▶ _EXERCISE AIM_
Retype the full set of records. Keep every character identical.

▶ _ROWS_
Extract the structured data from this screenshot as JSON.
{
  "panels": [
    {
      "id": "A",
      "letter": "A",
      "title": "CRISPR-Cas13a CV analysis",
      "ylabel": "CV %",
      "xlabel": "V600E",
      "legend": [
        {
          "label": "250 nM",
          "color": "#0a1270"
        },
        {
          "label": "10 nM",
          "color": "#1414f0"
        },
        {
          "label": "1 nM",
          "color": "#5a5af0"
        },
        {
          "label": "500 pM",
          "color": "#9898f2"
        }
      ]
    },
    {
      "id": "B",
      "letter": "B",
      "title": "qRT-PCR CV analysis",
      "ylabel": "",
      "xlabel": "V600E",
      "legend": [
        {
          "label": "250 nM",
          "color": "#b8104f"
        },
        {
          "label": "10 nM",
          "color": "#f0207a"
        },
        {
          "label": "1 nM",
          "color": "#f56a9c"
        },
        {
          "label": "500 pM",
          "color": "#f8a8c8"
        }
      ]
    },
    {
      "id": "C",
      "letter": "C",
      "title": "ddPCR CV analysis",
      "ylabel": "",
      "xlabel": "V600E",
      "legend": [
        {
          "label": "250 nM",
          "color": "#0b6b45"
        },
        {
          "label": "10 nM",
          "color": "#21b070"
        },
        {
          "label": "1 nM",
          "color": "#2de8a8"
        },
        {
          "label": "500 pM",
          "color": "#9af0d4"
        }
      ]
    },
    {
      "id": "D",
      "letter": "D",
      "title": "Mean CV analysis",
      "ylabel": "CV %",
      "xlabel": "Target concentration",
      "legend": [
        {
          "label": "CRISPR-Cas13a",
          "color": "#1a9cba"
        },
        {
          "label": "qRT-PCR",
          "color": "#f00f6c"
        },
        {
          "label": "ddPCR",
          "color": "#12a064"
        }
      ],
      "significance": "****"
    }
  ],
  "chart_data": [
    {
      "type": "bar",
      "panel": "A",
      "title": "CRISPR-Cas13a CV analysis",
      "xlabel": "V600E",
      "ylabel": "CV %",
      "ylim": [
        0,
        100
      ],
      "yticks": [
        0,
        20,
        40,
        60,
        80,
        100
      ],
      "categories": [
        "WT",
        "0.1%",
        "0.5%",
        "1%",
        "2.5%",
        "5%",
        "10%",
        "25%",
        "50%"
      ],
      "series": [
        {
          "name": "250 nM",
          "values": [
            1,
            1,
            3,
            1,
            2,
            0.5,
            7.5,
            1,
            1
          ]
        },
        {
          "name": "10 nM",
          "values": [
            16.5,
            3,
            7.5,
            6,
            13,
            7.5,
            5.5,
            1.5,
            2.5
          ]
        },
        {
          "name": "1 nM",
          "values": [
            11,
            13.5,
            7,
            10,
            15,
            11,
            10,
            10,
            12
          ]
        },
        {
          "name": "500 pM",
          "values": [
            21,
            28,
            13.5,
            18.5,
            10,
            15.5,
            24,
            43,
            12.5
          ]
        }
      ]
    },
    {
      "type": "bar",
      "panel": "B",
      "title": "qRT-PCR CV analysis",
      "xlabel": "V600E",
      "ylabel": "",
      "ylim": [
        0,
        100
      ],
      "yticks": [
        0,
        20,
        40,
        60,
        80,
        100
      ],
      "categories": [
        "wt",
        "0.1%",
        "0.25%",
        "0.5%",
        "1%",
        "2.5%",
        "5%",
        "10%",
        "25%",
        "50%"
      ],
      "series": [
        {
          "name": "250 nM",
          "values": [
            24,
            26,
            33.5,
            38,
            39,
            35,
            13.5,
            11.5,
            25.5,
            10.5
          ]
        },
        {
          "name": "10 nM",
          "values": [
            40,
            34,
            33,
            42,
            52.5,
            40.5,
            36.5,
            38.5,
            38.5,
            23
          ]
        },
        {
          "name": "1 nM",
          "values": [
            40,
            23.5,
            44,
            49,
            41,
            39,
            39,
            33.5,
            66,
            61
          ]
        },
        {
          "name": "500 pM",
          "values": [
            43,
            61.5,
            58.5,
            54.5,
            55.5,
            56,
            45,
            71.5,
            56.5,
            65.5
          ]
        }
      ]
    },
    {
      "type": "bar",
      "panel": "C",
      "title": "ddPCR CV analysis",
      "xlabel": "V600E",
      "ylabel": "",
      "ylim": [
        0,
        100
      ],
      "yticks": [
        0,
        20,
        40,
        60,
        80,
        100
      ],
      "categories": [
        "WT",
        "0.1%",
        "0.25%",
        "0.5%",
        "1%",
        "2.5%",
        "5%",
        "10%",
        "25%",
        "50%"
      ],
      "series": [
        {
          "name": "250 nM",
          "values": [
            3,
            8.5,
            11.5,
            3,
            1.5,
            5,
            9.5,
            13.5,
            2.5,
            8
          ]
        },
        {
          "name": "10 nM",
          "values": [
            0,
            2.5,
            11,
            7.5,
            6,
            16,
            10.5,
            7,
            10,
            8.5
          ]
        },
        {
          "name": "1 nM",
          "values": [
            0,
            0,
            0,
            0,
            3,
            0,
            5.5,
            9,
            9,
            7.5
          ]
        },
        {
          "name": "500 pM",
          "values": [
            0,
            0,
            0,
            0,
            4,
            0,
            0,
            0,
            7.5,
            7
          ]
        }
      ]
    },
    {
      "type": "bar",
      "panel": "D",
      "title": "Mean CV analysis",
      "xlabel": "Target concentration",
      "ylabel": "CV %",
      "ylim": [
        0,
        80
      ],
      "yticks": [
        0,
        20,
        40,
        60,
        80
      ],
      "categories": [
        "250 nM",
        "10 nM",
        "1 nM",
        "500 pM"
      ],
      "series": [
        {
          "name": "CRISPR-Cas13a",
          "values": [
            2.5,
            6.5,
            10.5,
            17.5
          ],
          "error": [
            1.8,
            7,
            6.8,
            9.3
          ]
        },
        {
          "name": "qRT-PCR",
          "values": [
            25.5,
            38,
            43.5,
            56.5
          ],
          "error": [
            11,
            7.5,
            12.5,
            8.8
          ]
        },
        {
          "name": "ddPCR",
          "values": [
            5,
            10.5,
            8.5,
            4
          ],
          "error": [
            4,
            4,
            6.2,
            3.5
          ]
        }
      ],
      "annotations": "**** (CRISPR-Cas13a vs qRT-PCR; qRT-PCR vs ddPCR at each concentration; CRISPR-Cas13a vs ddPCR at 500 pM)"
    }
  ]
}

▶ _TASK RESPONSE_
Extract the structured data from this screenshot as JSON.
{
  "panels": [
    {
      "id": "A",
      "letter": "A",
      "title": "CRISPR-Cas13a CV analysis",
      "ylabel": "CV %",
      "xlabel": "V600E",
      "legend": [
        {
          "label": "250 nM",
          "color": "#0a1270"
        },
        {
          "label": "10 nM",
          "color": "#1414f0"
        },
        {
          "label": "1 nM",
          "color": "#5a5af0"
        },
        {
          "label": "500 pM",
          "color": "#9898f2"
        }
      ]
    },
    {
      "id": "B",
      "letter": "B",
      "title": "qRT-PCR CV analysis",
      "ylabel": "",
      "xlabel": "V600E",
      "legend": [
        {
          "label": "250 nM",
          "color": "#b8104f"
        },
        {
          "label": "10 nM",
          "color": "#f0207a"
        },
        {
          "label": "1 nM",
          "color": "#f56a9c"
        },
        {
          "label": "500 pM",
          "color": "#f8a8c8"
        }
      ]
    },
    {
      "id": "C",
      "letter": "C",
      "title": "ddPCR CV analysis",
      "ylabel": "",
      "xlabel": "V600E",
      "legend": [
        {
          "label": "250 nM",
          "color": "#0b6b45"
        },
        {
          "label": "10 nM",
          "color": "#21b070"
        },
        {
          "label": "1 nM",
          "color": "#2de8a8"
        },
        {
          "label": "500 pM",
          "color": "#9af0d4"
        }
      ]
    },
    {
      "id": "D",
      "letter": "D",
      "title": "Mean CV analysis",
      "ylabel": "CV %",
      "xlabel": "Target concentration",
      "legend": [
        {
          "label": "CRISPR-Cas13a",
          "color": "#1a9cba"
        },
        {
          "label": "qRT-PCR",
          "color": "#f00f6c"
        },
        {
          "label": "ddPCR",
          "color": "#12a064"
        }
      ],
      "significance": "****"
    }
  ],
  "chart_data": [
    {
      "type": "bar",
      "panel": "A",
      "title": "CRISPR-Cas13a CV analysis",
      "xlabel": "V600E",
      "ylabel": "CV %",
      "ylim": [
        0,
        100
      ],
      "yticks": [
        0,
        20,
        40,
        60,
        80,
        100
      ],
      "categories": [
        "WT",
        "0.1%",
        "0.5%",
        "1%",
        "2.5%",
        "5%",
        "10%",
        "25%",
        "50%"
      ],
      "series": [
        {
          "name": "250 nM",
          "values": [
            1,
            1,
            3,
            1,
            2,
            0.5,
            7.5,
            1,
            1
          ]
        },
        {
          "name": "10 nM",
          "values": [
            16.5,
            3,
            7.5,
            6,
            13,
            7.5,
            5.5,
            1.5,
            2.5
          ]
        },
        {
          "name": "1 nM",
          "values": [
            11,
            13.5,
            7,
            10,
            15,
            11,
            10,
            10,
            12
          ]
        },
        {
          "name": "500 pM",
          "values": [
            21,
            28,
            13.5,
            18.5,
            10,
            15.5,
            24,
            43,
            12.5
          ]
        }
      ]
    },
    {
      "type": "bar",
      "panel": "B",
      "title": "qRT-PCR CV analysis",
      "xlabel": "V600E",
      "ylabel": "",
      "ylim": [
        0,
        100
      ],
      "yticks": [
        0,
        20,
        40,
        60,
        80,
        100
      ],
      "categories": [
        "wt",
        "0.1%",
        "0.25%",
        "0.5%",
        "1%",
        "2.5%",
        "5%",
        "10%",
        "25%",
        "50%"
      ],
      "series": [
        {
          "name": "250 nM",
          "values": [
            24,
            26,
            33.5,
            38,
            39,
            35,
            13.5,
            11.5,
            25.5,
            10.5
          ]
        },
        {
          "name": "10 nM",
          "values": [
            40,
            34,
            33,
            42,
            52.5,
            40.5,
            36.5,
            38.5,
            38.5,
            23
          ]
        },
        {
          "name": "1 nM",
          "values": [
            40,
            23.5,
            44,
            49,
            41,
            39,
            39,
            33.5,
            66,
            61
          ]
        },
        {
          "name": "500 pM",
          "values": [
            43,
            61.5,
            58.5,
            54.5,
            55.5,
            56,
            45,
            71.5,
            56.5,
            65.5
          ]
        }
      ]
    },
    {
      "type": "bar",
      "panel": "C",
      "title": "ddPCR CV analysis",
      "xlabel": "V600E",
      "ylabel": "",
      "ylim": [
        0,
        100
      ],
      "yticks": [
        0,
        20,
        40,
        60,
        80,
        100
      ],
      "categories": [
        "WT",
        "0.1%",
        "0.25%",
        "0.5%",
        "1%",
        "2.5%",
        "5%",
        "10%",
        "25%",
        "50%"
      ],
      "series": [
        {
          "name": "250 nM",
          "values": [
            3,
            8.5,
            11.5,
            3,
            1.5,
            5,
            9.5,
            13.5,
            2.5,
            8
          ]
        },
        {
          "name": "10 nM",
          "values": [
            0,
            2.5,
            11,
            7.5,
            6,
            16,
            10.5,
            7,
            10,
            8.5
          ]
        },
        {
          "name": "1 nM",
          "values": [
            0,
            0,
            0,
            0,
            3,
            0,
            5.5,
            9,
            9,
            7.5
          ]
        },
        {
          "name": "500 pM",
          "values": [
            0,
            0,
            0,
            0,
            4,
            0,
            0,
            0,
            7.5,
            7
          ]
        }
      ]
    },
    {
      "type": "bar",
      "panel": "D",
      "title": "Mean CV analysis",
      "xlabel": "Target concentration",
      "ylabel": "CV %",
      "ylim": [
        0,
        80
      ],
      "yticks": [
        0,
        20,
        40,
        60,
        80
      ],
      "categories": [
        "250 nM",
        "10 nM",
        "1 nM",
        "500 pM"
      ],
      "series": [
        {
          "name": "CRISPR-Cas13a",
          "values": [
            2.5,
            6.5,
            10.5,
            17.5
          ],
          "error": [
            1.8,
            7,
            6.8,
            9.3
          ]
        },
        {
          "name": "qRT-PCR",
          "values": [
            25.5,
            38,
            43.5,
            56.5
          ],
          "error": [
            11,
            7.5,
            12.5,
            8.8
          ]
        },
        {
          "name": "ddPCR",
          "values": [
            5,
            10.5,
            8.5,
            4
          ],
          "error": [
            4,
            4,
            6.2,
            3.5
          ]
        }
      ],
      "annotations": "**** (CRISPR-Cas13a vs qRT-PCR; qRT-PCR vs ddPCR at each concentration; CRISPR-Cas13a vs ddPCR at 500 pM)"
    }
  ]
}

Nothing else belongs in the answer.